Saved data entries
******
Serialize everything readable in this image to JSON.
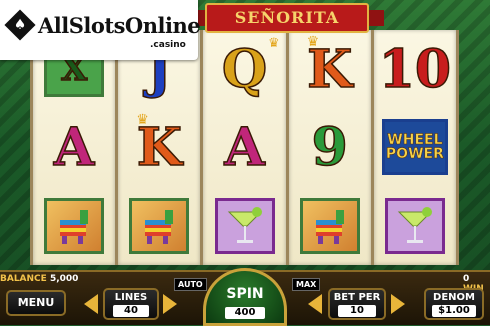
{
  "logo": {
    "title": "AllSlotsOnline",
    "sub": ".casino",
    "suit": "♠"
  },
  "game": {
    "title": "SEÑORITA"
  },
  "reels": [
    [
      {
        "type": "x",
        "label": "X"
      },
      {
        "type": "letter",
        "label": "A",
        "color": "#c0267a"
      },
      {
        "type": "pinata",
        "icon": "pinata-icon"
      }
    ],
    [
      {
        "type": "letter",
        "label": "J",
        "color": "#1d3fbf"
      },
      {
        "type": "letter",
        "label": "K",
        "color": "#e05a1a",
        "crown": true
      },
      {
        "type": "pinata",
        "icon": "pinata-icon"
      }
    ],
    [
      {
        "type": "letter",
        "label": "Q",
        "color": "#d9a21a",
        "crown": true
      },
      {
        "type": "letter",
        "label": "A",
        "color": "#c0267a"
      },
      {
        "type": "margarita",
        "icon": "margarita-icon"
      }
    ],
    [
      {
        "type": "letter",
        "label": "K",
        "color": "#e05a1a",
        "crown": true
      },
      {
        "type": "letter",
        "label": "9",
        "color": "#2a9a3a"
      },
      {
        "type": "pinata",
        "icon": "pinata-icon"
      }
    ],
    [
      {
        "type": "letter",
        "label": "10",
        "color": "#c81d1d"
      },
      {
        "type": "wheel",
        "label1": "WHEEL",
        "label2": "POWER"
      },
      {
        "type": "margarita",
        "icon": "margarita-icon"
      }
    ]
  ],
  "status": {
    "balance_label": "BALANCE",
    "balance_value": "5,000",
    "win_value": "0",
    "win_label": "WIN"
  },
  "controls": {
    "menu": "MENU",
    "lines_label": "LINES",
    "lines_value": "40",
    "auto": "AUTO",
    "max": "MAX",
    "spin_label": "SPIN",
    "spin_value": "400",
    "bet_label": "BET PER",
    "bet_value": "10",
    "denom_label": "DENOM",
    "denom_value": "$1.00"
  },
  "colors": {
    "accent": "#e8b53a",
    "felt": "#1d5a2a"
  }
}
******
Print the full listing exactly, dropping the pictures.

• _THE REPLY_
Serialize everything readable in this image to JSON.
{
  "logo": {
    "title": "AllSlotsOnline",
    "sub": ".casino",
    "suit": "♠"
  },
  "game": {
    "title": "SEÑORITA"
  },
  "reels": [
    [
      {
        "type": "x",
        "label": "X"
      },
      {
        "type": "letter",
        "label": "A",
        "color": "#c0267a"
      },
      {
        "type": "pinata",
        "icon": "pinata-icon"
      }
    ],
    [
      {
        "type": "letter",
        "label": "J",
        "color": "#1d3fbf"
      },
      {
        "type": "letter",
        "label": "K",
        "color": "#e05a1a",
        "crown": true
      },
      {
        "type": "pinata",
        "icon": "pinata-icon"
      }
    ],
    [
      {
        "type": "letter",
        "label": "Q",
        "color": "#d9a21a",
        "crown": true
      },
      {
        "type": "letter",
        "label": "A",
        "color": "#c0267a"
      },
      {
        "type": "margarita",
        "icon": "margarita-icon"
      }
    ],
    [
      {
        "type": "letter",
        "label": "K",
        "color": "#e05a1a",
        "crown": true
      },
      {
        "type": "letter",
        "label": "9",
        "color": "#2a9a3a"
      },
      {
        "type": "pinata",
        "icon": "pinata-icon"
      }
    ],
    [
      {
        "type": "letter",
        "label": "10",
        "color": "#c81d1d"
      },
      {
        "type": "wheel",
        "label1": "WHEEL",
        "label2": "POWER"
      },
      {
        "type": "margarita",
        "icon": "margarita-icon"
      }
    ]
  ],
  "status": {
    "balance_label": "BALANCE",
    "balance_value": "5,000",
    "win_value": "0",
    "win_label": "WIN"
  },
  "controls": {
    "menu": "MENU",
    "lines_label": "LINES",
    "lines_value": "40",
    "auto": "AUTO",
    "max": "MAX",
    "spin_label": "SPIN",
    "spin_value": "400",
    "bet_label": "BET PER",
    "bet_value": "10",
    "denom_label": "DENOM",
    "denom_value": "$1.00"
  },
  "colors": {
    "accent": "#e8b53a",
    "felt": "#1d5a2a"
  }
}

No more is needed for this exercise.